## [SUPPLIED DATA]

START

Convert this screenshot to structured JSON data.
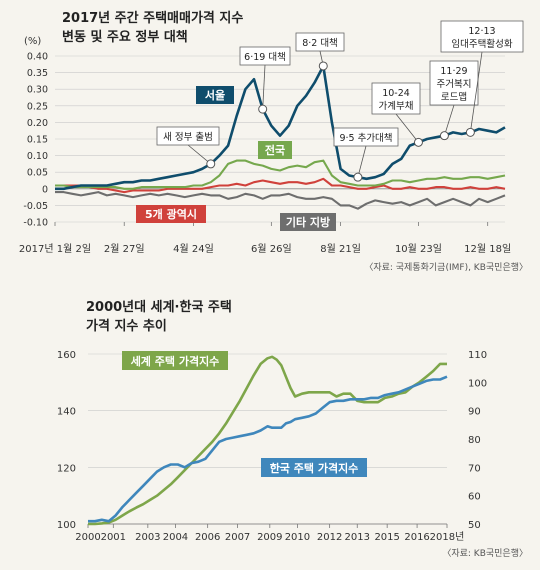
{
  "colors": {
    "background": "#f6f4ee",
    "seoul": "#0f4d6c",
    "national": "#76a84d",
    "metro5": "#d0413b",
    "other": "#6e6e6e",
    "world": "#7ea64a",
    "korea": "#3f87bc",
    "grid": "#c9c9c9"
  },
  "chart_data": [
    {
      "type": "line",
      "title": "2017년 주간 주택매매가격 지수",
      "subtitle": "변동 및 주요 정부 대책",
      "ylabel": "(%)",
      "ylim": [
        -0.1,
        0.4
      ],
      "yticks": [
        "0.40",
        "0.35",
        "0.30",
        "0.25",
        "0.20",
        "0.15",
        "0.10",
        "0.05",
        "0",
        "-0.05",
        "-0.10"
      ],
      "ytick_values": [
        0.4,
        0.35,
        0.3,
        0.25,
        0.2,
        0.15,
        0.1,
        0.05,
        0,
        -0.05,
        -0.1
      ],
      "xtick_labels": [
        "2017년 1월 2일",
        "2월 27일",
        "4월 24일",
        "6월 26일",
        "8월 21일",
        "10월 23일",
        "12월 18일"
      ],
      "xtick_weeks": [
        0,
        8,
        16,
        25,
        33,
        42,
        50
      ],
      "series": [
        {
          "name": "서울",
          "key": "seoul",
          "values": [
            0.0,
            0.0,
            0.005,
            0.01,
            0.01,
            0.01,
            0.01,
            0.015,
            0.02,
            0.02,
            0.025,
            0.025,
            0.03,
            0.035,
            0.04,
            0.045,
            0.05,
            0.06,
            0.075,
            0.1,
            0.13,
            0.22,
            0.3,
            0.33,
            0.24,
            0.19,
            0.16,
            0.19,
            0.25,
            0.28,
            0.32,
            0.37,
            0.2,
            0.06,
            0.04,
            0.035,
            0.03,
            0.035,
            0.045,
            0.075,
            0.09,
            0.13,
            0.14,
            0.15,
            0.155,
            0.16,
            0.17,
            0.165,
            0.17,
            0.18,
            0.175,
            0.17,
            0.185
          ]
        },
        {
          "name": "전국",
          "key": "national",
          "values": [
            0.01,
            0.01,
            0.005,
            0.005,
            0.005,
            0.005,
            0.005,
            0.005,
            0.0,
            0.0,
            0.005,
            0.005,
            0.005,
            0.005,
            0.005,
            0.005,
            0.01,
            0.01,
            0.02,
            0.04,
            0.075,
            0.085,
            0.085,
            0.075,
            0.07,
            0.06,
            0.055,
            0.065,
            0.07,
            0.065,
            0.08,
            0.085,
            0.04,
            0.02,
            0.015,
            0.01,
            0.01,
            0.01,
            0.015,
            0.025,
            0.025,
            0.02,
            0.025,
            0.03,
            0.03,
            0.035,
            0.03,
            0.03,
            0.035,
            0.035,
            0.03,
            0.035,
            0.04
          ]
        },
        {
          "name": "5개 광역시",
          "key": "metro5",
          "values": [
            0.01,
            0.01,
            0.01,
            0.01,
            0.005,
            0.0,
            0.0,
            -0.005,
            -0.01,
            -0.005,
            -0.005,
            -0.005,
            -0.005,
            0.0,
            0.0,
            0.0,
            0.0,
            0.0,
            0.005,
            0.01,
            0.01,
            0.015,
            0.01,
            0.02,
            0.025,
            0.02,
            0.015,
            0.02,
            0.02,
            0.015,
            0.02,
            0.03,
            0.01,
            0.01,
            0.005,
            0.0,
            0.0,
            0.005,
            0.01,
            0.0,
            0.0,
            0.005,
            0.0,
            0.0,
            0.005,
            0.005,
            0.0,
            0.0,
            0.005,
            0.0,
            0.0,
            0.005,
            0.0
          ]
        },
        {
          "name": "기타 지방",
          "key": "other",
          "values": [
            -0.01,
            -0.01,
            -0.015,
            -0.02,
            -0.015,
            -0.01,
            -0.02,
            -0.015,
            -0.02,
            -0.025,
            -0.02,
            -0.015,
            -0.02,
            -0.015,
            -0.02,
            -0.025,
            -0.02,
            -0.015,
            -0.02,
            -0.02,
            -0.03,
            -0.025,
            -0.015,
            -0.02,
            -0.03,
            -0.02,
            -0.02,
            -0.015,
            -0.025,
            -0.03,
            -0.03,
            -0.025,
            -0.03,
            -0.05,
            -0.05,
            -0.06,
            -0.045,
            -0.035,
            -0.04,
            -0.045,
            -0.04,
            -0.05,
            -0.04,
            -0.03,
            -0.05,
            -0.04,
            -0.03,
            -0.04,
            -0.05,
            -0.03,
            -0.04,
            -0.03,
            -0.02
          ]
        }
      ],
      "annotations": [
        {
          "label": "새 정부 출범",
          "week": 18
        },
        {
          "label": "6·19 대책",
          "week": 24
        },
        {
          "label": "8·2 대책",
          "week": 31
        },
        {
          "label": "9·5 추가대책",
          "week": 35
        },
        {
          "label": "10-24 가계부채",
          "week": 42
        },
        {
          "label": "11·29 주거복지 로드맵",
          "week": 45
        },
        {
          "label": "12·13 임대주택활성화",
          "week": 48
        }
      ],
      "source": "〈자료: 국제통화기금(IMF), KB국민은행〉"
    },
    {
      "type": "line",
      "title": "2000년대 세계·한국 주택",
      "subtitle": "가격 지수 추이",
      "ylim_left": [
        100,
        160
      ],
      "ylim_right": [
        50,
        110
      ],
      "yticks_left": [
        "160",
        "140",
        "120",
        "100"
      ],
      "yticks_right": [
        "110",
        "100",
        "90",
        "80",
        "70",
        "60",
        "50"
      ],
      "xtick_labels": [
        "2000",
        "2001",
        "2003",
        "2004",
        "2006",
        "2007",
        "2009",
        "2010",
        "2012",
        "2013",
        "2015",
        "2016",
        "2018년"
      ],
      "xtick_years": [
        2000.0,
        2001.1,
        2002.6,
        2003.8,
        2005.2,
        2006.5,
        2007.9,
        2009.1,
        2010.5,
        2011.7,
        2013.0,
        2014.3,
        2015.6
      ],
      "series": [
        {
          "name": "세계 주택 가격지수",
          "key": "world",
          "axis": "left",
          "x": [
            2000.0,
            2000.3,
            2000.6,
            2000.9,
            2001.2,
            2001.5,
            2001.8,
            2002.1,
            2002.4,
            2002.7,
            2003.0,
            2003.3,
            2003.6,
            2003.9,
            2004.2,
            2004.5,
            2004.8,
            2005.1,
            2005.4,
            2005.7,
            2006.0,
            2006.3,
            2006.6,
            2006.9,
            2007.2,
            2007.5,
            2007.8,
            2008.0,
            2008.2,
            2008.4,
            2008.6,
            2008.8,
            2009.0,
            2009.3,
            2009.6,
            2009.9,
            2010.2,
            2010.5,
            2010.8,
            2011.1,
            2011.4,
            2011.7,
            2012.0,
            2012.3,
            2012.6,
            2012.9,
            2013.2,
            2013.5,
            2013.8,
            2014.1,
            2014.4,
            2014.7,
            2015.0,
            2015.3,
            2015.6
          ],
          "values": [
            100.0,
            100.0,
            100.2,
            100.5,
            101.5,
            103.0,
            104.5,
            105.8,
            107.0,
            108.5,
            110.0,
            112.0,
            114.0,
            116.5,
            119.0,
            121.5,
            124.0,
            126.5,
            129.0,
            132.0,
            135.5,
            139.5,
            143.5,
            148.0,
            152.5,
            156.5,
            158.5,
            159.0,
            158.0,
            156.0,
            152.0,
            148.0,
            145.0,
            146.0,
            146.5,
            146.5,
            146.5,
            146.5,
            145.0,
            146.0,
            146.0,
            143.5,
            143.0,
            143.0,
            143.0,
            144.5,
            145.0,
            146.0,
            146.5,
            148.5,
            150.0,
            152.0,
            154.0,
            156.5,
            156.5
          ]
        },
        {
          "name": "한국 주택 가격지수",
          "key": "korea",
          "axis": "right",
          "x": [
            2000.0,
            2000.3,
            2000.6,
            2000.9,
            2001.2,
            2001.5,
            2001.8,
            2002.1,
            2002.4,
            2002.7,
            2003.0,
            2003.3,
            2003.6,
            2003.9,
            2004.2,
            2004.5,
            2004.8,
            2005.1,
            2005.4,
            2005.7,
            2006.0,
            2006.3,
            2006.6,
            2006.9,
            2007.2,
            2007.5,
            2007.8,
            2008.0,
            2008.2,
            2008.4,
            2008.6,
            2008.8,
            2009.0,
            2009.3,
            2009.6,
            2009.9,
            2010.2,
            2010.5,
            2010.8,
            2011.1,
            2011.4,
            2011.7,
            2012.0,
            2012.3,
            2012.6,
            2012.9,
            2013.2,
            2013.5,
            2013.8,
            2014.1,
            2014.4,
            2014.7,
            2015.0,
            2015.3,
            2015.6
          ],
          "values": [
            51.0,
            51.0,
            51.5,
            51.0,
            53.0,
            56.0,
            58.5,
            61.0,
            63.5,
            66.0,
            68.5,
            70.0,
            71.0,
            71.0,
            70.0,
            71.5,
            72.0,
            73.0,
            76.0,
            79.0,
            80.0,
            80.5,
            81.0,
            81.5,
            82.0,
            83.0,
            84.5,
            84.0,
            84.0,
            84.0,
            85.5,
            86.0,
            87.0,
            87.5,
            88.0,
            89.0,
            91.0,
            93.0,
            93.5,
            93.5,
            94.0,
            94.0,
            94.0,
            94.5,
            94.5,
            95.5,
            96.0,
            96.5,
            97.5,
            98.5,
            99.5,
            100.5,
            101.0,
            101.0,
            102.0
          ]
        }
      ],
      "source": "〈자료: KB국민은행〉"
    }
  ]
}
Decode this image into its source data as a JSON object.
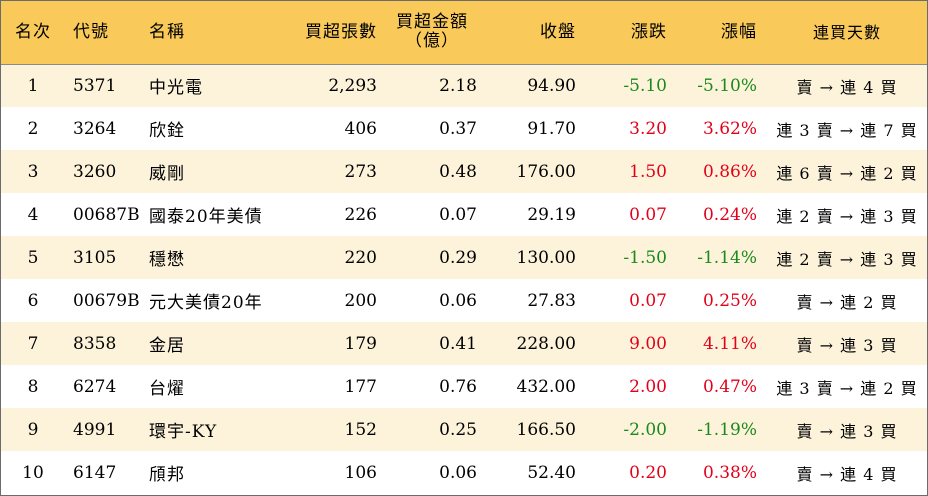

END

## [SHORT TASK]
In the data above, tally the lines holding "source" and answer with the figure only.

## [PROBLEM SOLUTION]
3